Stored data
****************************************

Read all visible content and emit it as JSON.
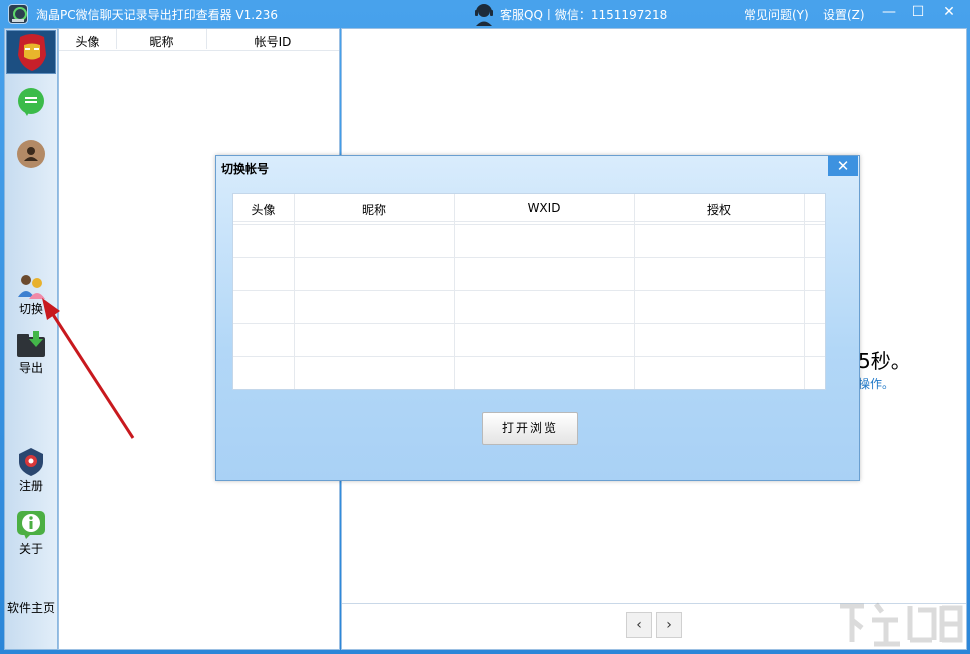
{
  "window": {
    "title": "淘晶PC微信聊天记录导出打印查看器 V1.236",
    "service": "客服QQ丨微信：1151197218",
    "links": {
      "faq": "常见问题(Y)",
      "settings": "设置(Z)"
    },
    "controls": {
      "minimize": "—",
      "maximize": "☐",
      "close": "✕"
    }
  },
  "sidebar": {
    "items": [
      {
        "label": ""
      },
      {
        "label": ""
      },
      {
        "label": "切换"
      },
      {
        "label": "导出"
      },
      {
        "label": "注册"
      },
      {
        "label": "关于"
      },
      {
        "label": "软件主页"
      }
    ]
  },
  "friend_list": {
    "columns": [
      "头像",
      "昵称",
      "帐号ID"
    ]
  },
  "viewer": {
    "notice_big": "5秒。",
    "notice_small": "操作。",
    "pager": {
      "prev": "‹",
      "next": "›"
    }
  },
  "dialog": {
    "title": "切换帐号",
    "close": "✕",
    "columns": [
      "头像",
      "昵称",
      "WXID",
      "授权"
    ],
    "rows": [],
    "button": "打开浏览"
  },
  "colors": {
    "frame": "#3d95e0",
    "dialog_close": "#3d92e0",
    "annotation_arrow": "#c8191e"
  }
}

****************************************

Pull out each line containing the word "label" and copy it.

        "label": ""
        "label": ""
        "label": "切换"
        "label": "导出"
        "label": "注册"
        "label": "关于"
        "label": "软件主页"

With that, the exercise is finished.